# Your task:
Which lines hold the word "initial"? Copy each one.

--- Begin Records ---

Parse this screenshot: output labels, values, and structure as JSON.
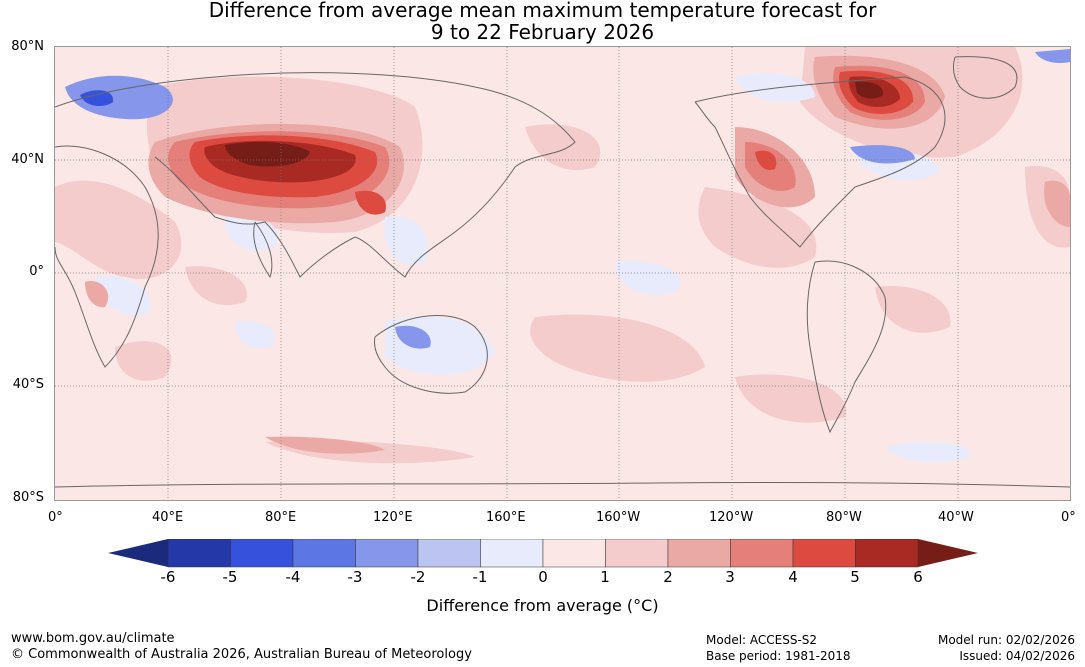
{
  "title": {
    "line1": "Difference from average mean maximum temperature forecast for",
    "line2": "9 to 22 February 2026"
  },
  "map": {
    "lat_labels": [
      "80°N",
      "40°N",
      "0°",
      "40°S",
      "80°S"
    ],
    "lon_labels": [
      "0°",
      "40°E",
      "80°E",
      "120°E",
      "160°E",
      "160°W",
      "120°W",
      "80°W",
      "40°W",
      "0°"
    ]
  },
  "colorbar": {
    "ticks": [
      "-6",
      "-5",
      "-4",
      "-3",
      "-2",
      "-1",
      "0",
      "1",
      "2",
      "3",
      "4",
      "5",
      "6"
    ],
    "colors": [
      "#2438a8",
      "#3652dc",
      "#5c76e4",
      "#8596eb",
      "#bcc5f2",
      "#e8ebfb",
      "#fbe8e6",
      "#f4cccc",
      "#eba9a6",
      "#e57f79",
      "#dc4a40",
      "#a82a23"
    ],
    "under_color": "#1b2a7c",
    "over_color": "#761d17",
    "label": "Difference from average (°C)"
  },
  "footer": {
    "url": "www.bom.gov.au/climate",
    "copyright": "© Commonwealth of Australia 2026, Australian Bureau of Meteorology",
    "model": "Model: ACCESS-S2",
    "base_period": "Base period: 1981-2018",
    "model_run": "Model run: 02/02/2026",
    "issued": "Issued: 04/02/2026"
  }
}
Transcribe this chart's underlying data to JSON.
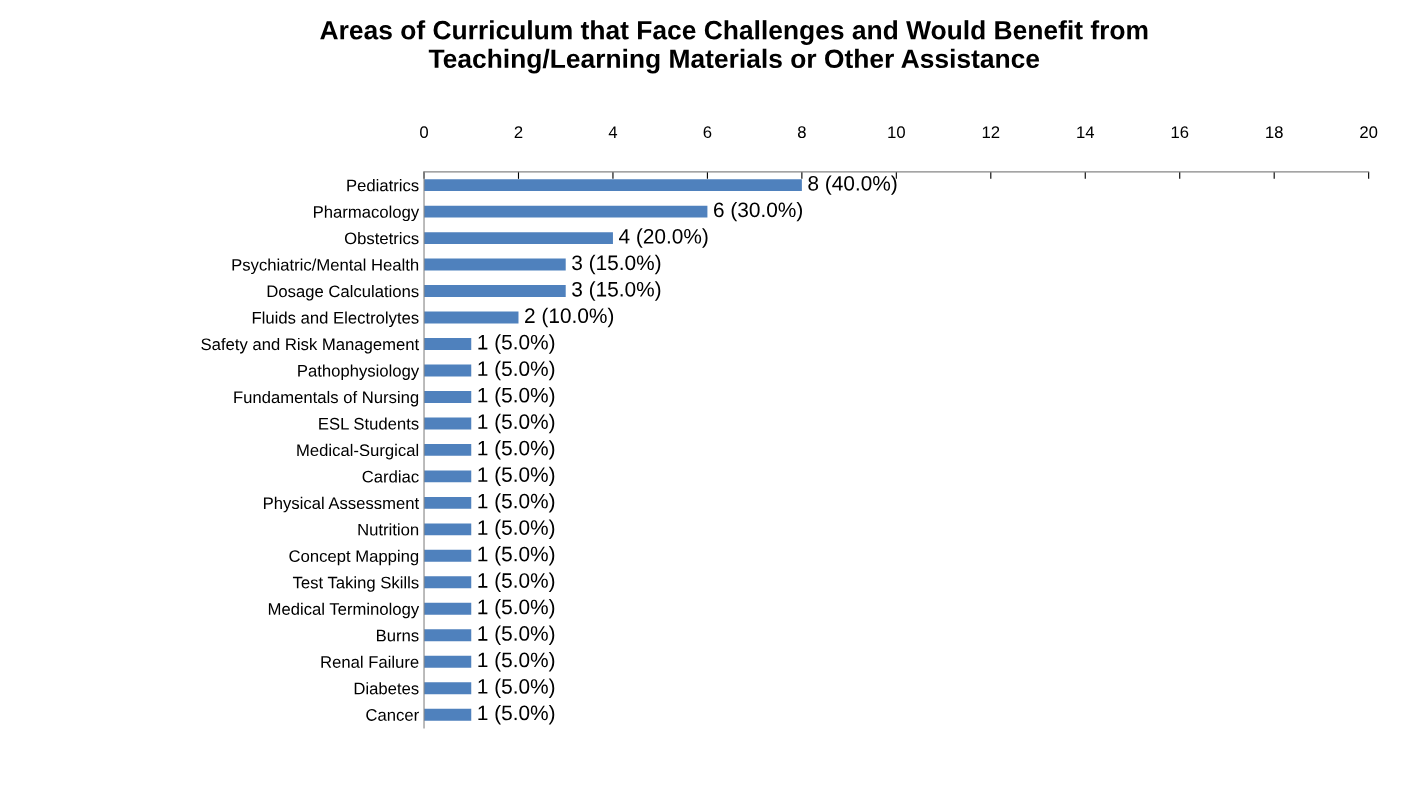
{
  "chart_data": {
    "type": "bar",
    "orientation": "horizontal",
    "title": "Areas of Curriculum that Face Challenges and Would Benefit from\nTeaching/Learning Materials or Other Assistance",
    "categories": [
      "Pediatrics",
      "Pharmacology",
      "Obstetrics",
      "Psychiatric/Mental Health",
      "Dosage Calculations",
      "Fluids and Electrolytes",
      "Safety and Risk Management",
      "Pathophysiology",
      "Fundamentals of Nursing",
      "ESL Students",
      "Medical-Surgical",
      "Cardiac",
      "Physical Assessment",
      "Nutrition",
      "Concept Mapping",
      "Test Taking Skills",
      "Medical Terminology",
      "Burns",
      "Renal Failure",
      "Diabetes",
      "Cancer"
    ],
    "values": [
      8,
      6,
      4,
      3,
      3,
      2,
      1,
      1,
      1,
      1,
      1,
      1,
      1,
      1,
      1,
      1,
      1,
      1,
      1,
      1,
      1
    ],
    "value_labels": [
      "8 (40.0%)",
      "6 (30.0%)",
      "4 (20.0%)",
      "3 (15.0%)",
      "3 (15.0%)",
      "2 (10.0%)",
      "1 (5.0%)",
      "1 (5.0%)",
      "1 (5.0%)",
      "1 (5.0%)",
      "1 (5.0%)",
      "1 (5.0%)",
      "1 (5.0%)",
      "1 (5.0%)",
      "1 (5.0%)",
      "1 (5.0%)",
      "1 (5.0%)",
      "1 (5.0%)",
      "1 (5.0%)",
      "1 (5.0%)",
      "1 (5.0%)"
    ],
    "color": "#4f81bd",
    "xlim": [
      0,
      20
    ],
    "xticks": [
      0,
      2,
      4,
      6,
      8,
      10,
      12,
      14,
      16,
      18,
      20
    ],
    "grid": false,
    "legend": false
  }
}
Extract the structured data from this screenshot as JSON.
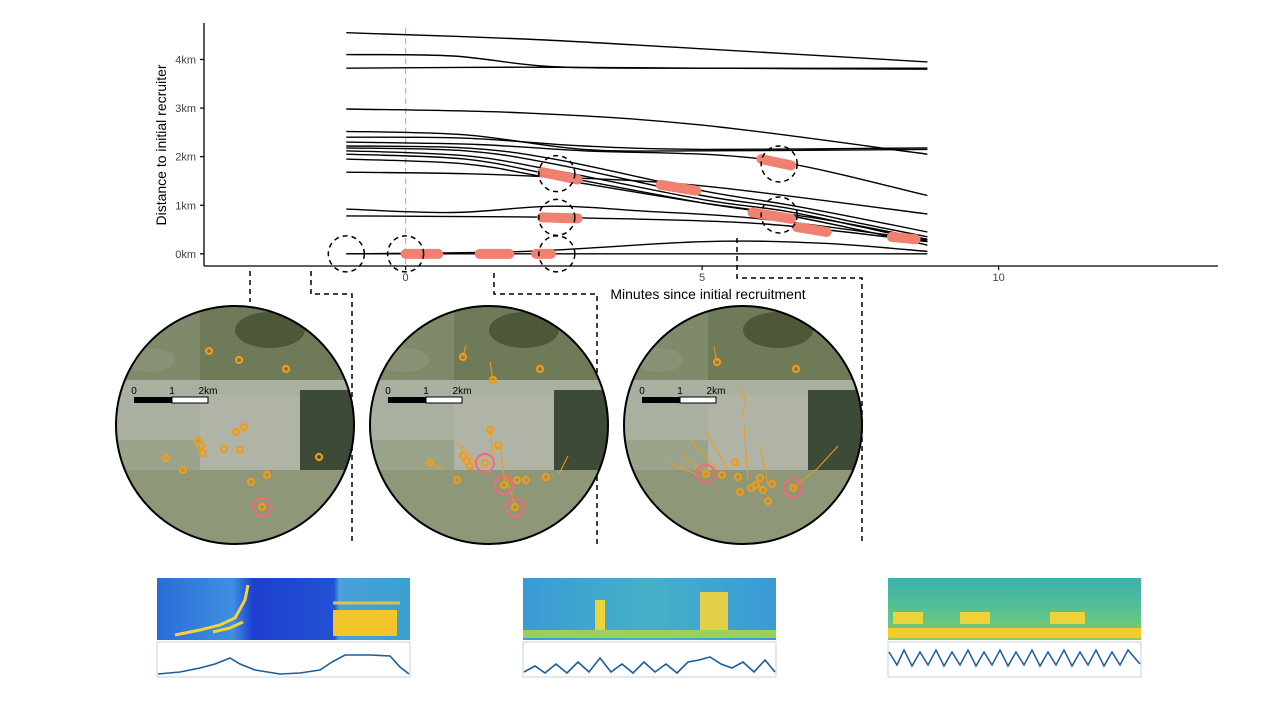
{
  "chart_data": {
    "type": "line",
    "xlabel": "Minutes since initial recruitment",
    "ylabel": "Distance to initial recruiter",
    "xlim": [
      -3.4,
      13.7
    ],
    "ylim": [
      -0.25,
      4.75
    ],
    "x_ticks": [
      {
        "value": 0,
        "label": "0"
      },
      {
        "value": 5,
        "label": "5"
      },
      {
        "value": 10,
        "label": "10"
      }
    ],
    "y_ticks": [
      {
        "value": 0,
        "label": "0km"
      },
      {
        "value": 1,
        "label": "1km"
      },
      {
        "value": 2,
        "label": "2km"
      },
      {
        "value": 3,
        "label": "3km"
      },
      {
        "value": 4,
        "label": "4km"
      }
    ],
    "grid": false,
    "reference_line": {
      "x": 0,
      "color": "#f4a09a",
      "style": "dashed"
    },
    "line_color": "#000000",
    "highlight_color": "#f08070",
    "series": [
      {
        "x": [
          -1,
          2,
          5,
          8.8
        ],
        "y": [
          4.55,
          4.42,
          4.22,
          3.95
        ]
      },
      {
        "x": [
          -1,
          0.8,
          2.5,
          5,
          8.8
        ],
        "y": [
          4.1,
          4.07,
          3.85,
          3.82,
          3.82
        ]
      },
      {
        "x": [
          -1,
          2,
          5,
          8.8
        ],
        "y": [
          3.82,
          3.84,
          3.82,
          3.8
        ]
      },
      {
        "x": [
          -1,
          2,
          5,
          8.8
        ],
        "y": [
          2.98,
          2.9,
          2.65,
          2.05
        ]
      },
      {
        "x": [
          -1,
          1,
          3,
          5,
          8.8
        ],
        "y": [
          2.52,
          2.45,
          2.15,
          2.12,
          2.15
        ]
      },
      {
        "x": [
          -1,
          1,
          3,
          5,
          8.8
        ],
        "y": [
          2.4,
          2.38,
          2.22,
          2.15,
          2.18
        ]
      },
      {
        "x": [
          -1,
          1.2,
          3,
          6,
          8.8
        ],
        "y": [
          2.3,
          2.25,
          2.12,
          1.95,
          1.2
        ]
      },
      {
        "x": [
          -1,
          1,
          2.5,
          5,
          6.4,
          7.7,
          8.8
        ],
        "y": [
          2.22,
          2.18,
          1.95,
          1.3,
          1.02,
          0.72,
          0.45
        ]
      },
      {
        "x": [
          -1,
          1,
          2.5,
          5,
          6.4,
          7.7,
          8.8
        ],
        "y": [
          2.18,
          2.12,
          1.85,
          1.2,
          0.95,
          0.62,
          0.35
        ]
      },
      {
        "x": [
          -1,
          1,
          2.5,
          5,
          6.4,
          7.7,
          8.8
        ],
        "y": [
          2.12,
          2.02,
          1.72,
          1.12,
          0.88,
          0.55,
          0.25
        ]
      },
      {
        "x": [
          -1,
          1,
          2.5,
          5,
          6.4,
          7.7,
          8.8
        ],
        "y": [
          2.05,
          1.95,
          1.62,
          1.05,
          0.8,
          0.48,
          0.18
        ]
      },
      {
        "x": [
          -1,
          1,
          2.5,
          5,
          7,
          8.8
        ],
        "y": [
          1.95,
          1.85,
          1.55,
          1.05,
          0.72,
          0.3
        ]
      },
      {
        "x": [
          -1,
          1,
          2.5,
          5,
          8.8
        ],
        "y": [
          1.68,
          1.65,
          1.58,
          1.4,
          0.82
        ]
      },
      {
        "x": [
          -1,
          0.8,
          2.5,
          4,
          6,
          8.8
        ],
        "y": [
          0.92,
          0.85,
          0.98,
          0.88,
          0.72,
          0.28
        ]
      },
      {
        "x": [
          -1,
          2,
          3,
          6,
          8.8
        ],
        "y": [
          0.78,
          0.76,
          0.74,
          0.62,
          0.25
        ]
      },
      {
        "x": [
          -1,
          2,
          5,
          7,
          8.8
        ],
        "y": [
          0.0,
          0.05,
          0.25,
          0.22,
          0.05
        ]
      },
      {
        "x": [
          -1,
          8.8
        ],
        "y": [
          0.0,
          0.0
        ]
      }
    ],
    "highlights": [
      {
        "x0": 0,
        "x1": 0.55,
        "y0": 0.0,
        "y1": 0.0
      },
      {
        "x0": 1.25,
        "x1": 1.75,
        "y0": 0.0,
        "y1": 0.0
      },
      {
        "x0": 2.2,
        "x1": 2.45,
        "y0": 0.0,
        "y1": 0.0
      },
      {
        "x0": 2.3,
        "x1": 2.9,
        "y0": 0.75,
        "y1": 0.73
      },
      {
        "x0": 2.3,
        "x1": 2.9,
        "y0": 1.68,
        "y1": 1.53
      },
      {
        "x0": 4.3,
        "x1": 4.9,
        "y0": 1.42,
        "y1": 1.3
      },
      {
        "x0": 6.0,
        "x1": 6.5,
        "y0": 1.95,
        "y1": 1.82
      },
      {
        "x0": 5.85,
        "x1": 6.5,
        "y0": 0.85,
        "y1": 0.72
      },
      {
        "x0": 6.6,
        "x1": 7.1,
        "y0": 0.55,
        "y1": 0.45
      },
      {
        "x0": 8.2,
        "x1": 8.6,
        "y0": 0.35,
        "y1": 0.3
      }
    ],
    "circles": [
      {
        "x": -1,
        "y": 0.0
      },
      {
        "x": 0,
        "y": 0.0
      },
      {
        "x": 2.55,
        "y": 0.0
      },
      {
        "x": 2.55,
        "y": 0.75
      },
      {
        "x": 2.55,
        "y": 1.65
      },
      {
        "x": 6.3,
        "y": 0.8
      },
      {
        "x": 6.3,
        "y": 1.85
      }
    ]
  },
  "maps": [
    {
      "scale_labels": [
        "0",
        "1",
        "2km"
      ]
    },
    {
      "scale_labels": [
        "0",
        "1",
        "2km"
      ]
    },
    {
      "scale_labels": [
        "0",
        "1",
        "2km"
      ]
    }
  ]
}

--- End Records ---

# The completed task:
    "xlabel": "Minutes since initial recruitment",
    "ylabel": "Distance to initial recruiter",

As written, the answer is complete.